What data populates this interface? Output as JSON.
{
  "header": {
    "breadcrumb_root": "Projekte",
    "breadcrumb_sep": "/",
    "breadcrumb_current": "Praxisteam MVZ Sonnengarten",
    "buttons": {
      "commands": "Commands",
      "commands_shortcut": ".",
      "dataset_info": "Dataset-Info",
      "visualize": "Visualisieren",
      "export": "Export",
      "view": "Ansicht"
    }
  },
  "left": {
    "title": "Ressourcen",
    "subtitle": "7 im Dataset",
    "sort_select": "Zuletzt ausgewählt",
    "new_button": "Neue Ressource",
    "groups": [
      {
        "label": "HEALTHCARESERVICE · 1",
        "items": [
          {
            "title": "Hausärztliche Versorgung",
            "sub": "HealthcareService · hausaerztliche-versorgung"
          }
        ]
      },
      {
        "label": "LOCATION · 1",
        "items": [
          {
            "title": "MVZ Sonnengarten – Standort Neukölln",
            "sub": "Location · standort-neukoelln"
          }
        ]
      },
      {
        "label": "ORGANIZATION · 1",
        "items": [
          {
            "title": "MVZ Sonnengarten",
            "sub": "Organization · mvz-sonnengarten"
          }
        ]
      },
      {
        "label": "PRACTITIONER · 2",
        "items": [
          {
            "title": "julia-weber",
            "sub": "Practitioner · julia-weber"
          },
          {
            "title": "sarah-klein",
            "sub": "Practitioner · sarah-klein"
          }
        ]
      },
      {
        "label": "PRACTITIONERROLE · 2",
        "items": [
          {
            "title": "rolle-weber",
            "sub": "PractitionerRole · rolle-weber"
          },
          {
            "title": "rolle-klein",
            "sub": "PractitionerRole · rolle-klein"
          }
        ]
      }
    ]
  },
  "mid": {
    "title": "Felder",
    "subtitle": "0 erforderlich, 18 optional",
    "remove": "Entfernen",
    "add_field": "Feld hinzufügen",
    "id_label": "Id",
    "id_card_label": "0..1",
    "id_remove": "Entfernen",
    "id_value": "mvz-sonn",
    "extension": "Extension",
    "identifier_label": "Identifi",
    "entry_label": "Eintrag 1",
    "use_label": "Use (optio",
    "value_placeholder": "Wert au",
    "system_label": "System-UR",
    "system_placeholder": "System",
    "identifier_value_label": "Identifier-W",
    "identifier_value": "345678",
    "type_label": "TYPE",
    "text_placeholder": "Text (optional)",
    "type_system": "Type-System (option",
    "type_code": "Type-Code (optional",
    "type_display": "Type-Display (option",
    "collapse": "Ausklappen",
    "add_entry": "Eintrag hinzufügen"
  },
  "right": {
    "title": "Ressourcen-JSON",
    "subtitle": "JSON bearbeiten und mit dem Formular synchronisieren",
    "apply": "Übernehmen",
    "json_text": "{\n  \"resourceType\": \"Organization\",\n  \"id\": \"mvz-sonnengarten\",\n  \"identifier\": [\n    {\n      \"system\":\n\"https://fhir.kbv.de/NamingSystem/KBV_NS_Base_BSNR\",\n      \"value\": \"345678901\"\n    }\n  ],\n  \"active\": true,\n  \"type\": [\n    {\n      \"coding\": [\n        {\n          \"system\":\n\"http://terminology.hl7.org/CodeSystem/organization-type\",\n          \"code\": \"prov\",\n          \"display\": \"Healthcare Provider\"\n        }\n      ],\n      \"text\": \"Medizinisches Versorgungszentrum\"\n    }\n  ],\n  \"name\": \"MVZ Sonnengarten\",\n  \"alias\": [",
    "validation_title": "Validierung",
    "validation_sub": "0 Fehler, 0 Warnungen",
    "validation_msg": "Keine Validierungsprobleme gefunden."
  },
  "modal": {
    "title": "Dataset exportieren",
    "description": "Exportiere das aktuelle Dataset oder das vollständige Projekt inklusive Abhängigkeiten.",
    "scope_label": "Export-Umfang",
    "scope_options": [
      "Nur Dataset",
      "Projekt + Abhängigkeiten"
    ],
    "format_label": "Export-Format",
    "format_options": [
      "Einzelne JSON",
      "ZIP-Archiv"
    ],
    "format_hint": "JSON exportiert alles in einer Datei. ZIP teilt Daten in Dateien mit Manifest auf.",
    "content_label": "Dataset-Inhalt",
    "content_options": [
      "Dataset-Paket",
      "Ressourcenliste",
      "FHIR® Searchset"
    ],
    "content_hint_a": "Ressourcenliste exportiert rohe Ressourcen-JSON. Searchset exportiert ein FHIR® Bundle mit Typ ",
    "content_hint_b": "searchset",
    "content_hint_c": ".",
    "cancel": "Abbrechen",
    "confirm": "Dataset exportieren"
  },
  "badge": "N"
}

--- --- ---

■ **Task goal**:
Looking back at the lines above, state how many contain the word "Dataset", and supply nothing besides the number.

■ **Finished answer**:
8